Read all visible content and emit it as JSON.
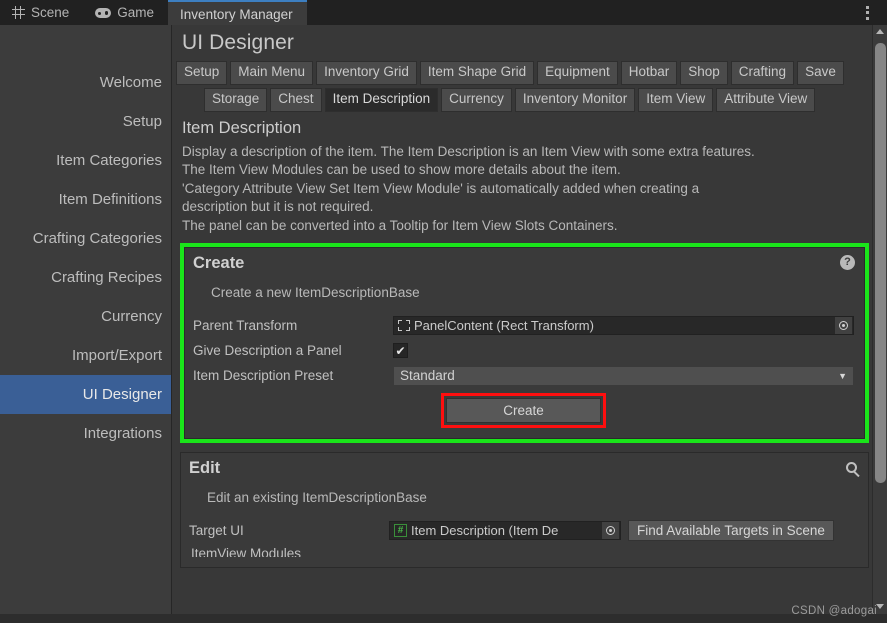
{
  "window_tabs": [
    {
      "label": "Scene",
      "icon": "grid-icon",
      "active": false
    },
    {
      "label": "Game",
      "icon": "gamepad-icon",
      "active": false
    },
    {
      "label": "Inventory Manager",
      "icon": "none",
      "active": true
    }
  ],
  "window_menu_icon": "kebab-menu-icon",
  "sidebar": {
    "items": [
      {
        "label": "Welcome",
        "selected": false
      },
      {
        "label": "Setup",
        "selected": false
      },
      {
        "label": "Item Categories",
        "selected": false
      },
      {
        "label": "Item Definitions",
        "selected": false
      },
      {
        "label": "Crafting Categories",
        "selected": false
      },
      {
        "label": "Crafting Recipes",
        "selected": false
      },
      {
        "label": "Currency",
        "selected": false
      },
      {
        "label": "Import/Export",
        "selected": false
      },
      {
        "label": "UI Designer",
        "selected": true
      },
      {
        "label": "Integrations",
        "selected": false
      }
    ]
  },
  "page": {
    "title": "UI Designer",
    "tabs_row1": [
      {
        "label": "Setup",
        "selected": false
      },
      {
        "label": "Main Menu",
        "selected": false
      },
      {
        "label": "Inventory Grid",
        "selected": false
      },
      {
        "label": "Item Shape Grid",
        "selected": false
      },
      {
        "label": "Equipment",
        "selected": false
      },
      {
        "label": "Hotbar",
        "selected": false
      },
      {
        "label": "Shop",
        "selected": false
      },
      {
        "label": "Crafting",
        "selected": false
      },
      {
        "label": "Save",
        "selected": false
      }
    ],
    "tabs_row2": [
      {
        "label": "Storage",
        "selected": false
      },
      {
        "label": "Chest",
        "selected": false
      },
      {
        "label": "Item Description",
        "selected": true
      },
      {
        "label": "Currency",
        "selected": false
      },
      {
        "label": "Inventory Monitor",
        "selected": false
      },
      {
        "label": "Item View",
        "selected": false
      },
      {
        "label": "Attribute View",
        "selected": false
      }
    ]
  },
  "description": {
    "heading": "Item Description",
    "body": "Display a description of the item. The Item Description is an Item View with some extra features.\nThe Item View Modules can be used to show more details about the item.\n'Category Attribute View Set Item View Module' is automatically added when creating a\ndescription but it is not required.\nThe panel can be converted into a Tooltip for Item View Slots Containers."
  },
  "create_panel": {
    "heading": "Create",
    "help_icon": "question-mark-icon",
    "subtitle": "Create a new ItemDescriptionBase",
    "parent_transform_label": "Parent Transform",
    "parent_transform_value": "PanelContent (Rect Transform)",
    "parent_transform_icon": "rect-transform-icon",
    "picker_icon": "object-picker-icon",
    "give_panel_label": "Give Description a Panel",
    "give_panel_checked": "✔",
    "preset_label": "Item Description Preset",
    "preset_value": "Standard",
    "preset_caret": "▼",
    "create_button": "Create",
    "highlight_color": "#1ae51a",
    "button_highlight_color": "#ff0f0f"
  },
  "edit_panel": {
    "heading": "Edit",
    "search_icon": "magnifier-icon",
    "subtitle": "Edit an existing ItemDescriptionBase",
    "target_label": "Target UI",
    "target_value": "Item Description (Item De",
    "target_icon": "script-icon",
    "picker_icon": "object-picker-icon",
    "find_button": "Find Available Targets in Scene",
    "cut_row_label": "ItemView Modules"
  },
  "scrollbar": {
    "up_arrow": "scroll-up-arrow",
    "down_arrow": "scroll-down-arrow"
  },
  "watermark": "CSDN @adogai"
}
# # # # # # #
* Set exercise
Transcribe every line from the records above without alteration, and leave out the images.

* The output
Read all visible content and emit it as JSON.
{
  "window_tabs": [
    {
      "label": "Scene",
      "icon": "grid-icon",
      "active": false
    },
    {
      "label": "Game",
      "icon": "gamepad-icon",
      "active": false
    },
    {
      "label": "Inventory Manager",
      "icon": "none",
      "active": true
    }
  ],
  "window_menu_icon": "kebab-menu-icon",
  "sidebar": {
    "items": [
      {
        "label": "Welcome",
        "selected": false
      },
      {
        "label": "Setup",
        "selected": false
      },
      {
        "label": "Item Categories",
        "selected": false
      },
      {
        "label": "Item Definitions",
        "selected": false
      },
      {
        "label": "Crafting Categories",
        "selected": false
      },
      {
        "label": "Crafting Recipes",
        "selected": false
      },
      {
        "label": "Currency",
        "selected": false
      },
      {
        "label": "Import/Export",
        "selected": false
      },
      {
        "label": "UI Designer",
        "selected": true
      },
      {
        "label": "Integrations",
        "selected": false
      }
    ]
  },
  "page": {
    "title": "UI Designer",
    "tabs_row1": [
      {
        "label": "Setup",
        "selected": false
      },
      {
        "label": "Main Menu",
        "selected": false
      },
      {
        "label": "Inventory Grid",
        "selected": false
      },
      {
        "label": "Item Shape Grid",
        "selected": false
      },
      {
        "label": "Equipment",
        "selected": false
      },
      {
        "label": "Hotbar",
        "selected": false
      },
      {
        "label": "Shop",
        "selected": false
      },
      {
        "label": "Crafting",
        "selected": false
      },
      {
        "label": "Save",
        "selected": false
      }
    ],
    "tabs_row2": [
      {
        "label": "Storage",
        "selected": false
      },
      {
        "label": "Chest",
        "selected": false
      },
      {
        "label": "Item Description",
        "selected": true
      },
      {
        "label": "Currency",
        "selected": false
      },
      {
        "label": "Inventory Monitor",
        "selected": false
      },
      {
        "label": "Item View",
        "selected": false
      },
      {
        "label": "Attribute View",
        "selected": false
      }
    ]
  },
  "description": {
    "heading": "Item Description",
    "body": "Display a description of the item. The Item Description is an Item View with some extra features.\nThe Item View Modules can be used to show more details about the item.\n'Category Attribute View Set Item View Module' is automatically added when creating a\ndescription but it is not required.\nThe panel can be converted into a Tooltip for Item View Slots Containers."
  },
  "create_panel": {
    "heading": "Create",
    "help_icon": "question-mark-icon",
    "subtitle": "Create a new ItemDescriptionBase",
    "parent_transform_label": "Parent Transform",
    "parent_transform_value": "PanelContent (Rect Transform)",
    "parent_transform_icon": "rect-transform-icon",
    "picker_icon": "object-picker-icon",
    "give_panel_label": "Give Description a Panel",
    "give_panel_checked": "✔",
    "preset_label": "Item Description Preset",
    "preset_value": "Standard",
    "preset_caret": "▼",
    "create_button": "Create",
    "highlight_color": "#1ae51a",
    "button_highlight_color": "#ff0f0f"
  },
  "edit_panel": {
    "heading": "Edit",
    "search_icon": "magnifier-icon",
    "subtitle": "Edit an existing ItemDescriptionBase",
    "target_label": "Target UI",
    "target_value": "Item Description (Item De",
    "target_icon": "script-icon",
    "picker_icon": "object-picker-icon",
    "find_button": "Find Available Targets in Scene",
    "cut_row_label": "ItemView Modules"
  },
  "scrollbar": {
    "up_arrow": "scroll-up-arrow",
    "down_arrow": "scroll-down-arrow"
  },
  "watermark": "CSDN @adogai"
}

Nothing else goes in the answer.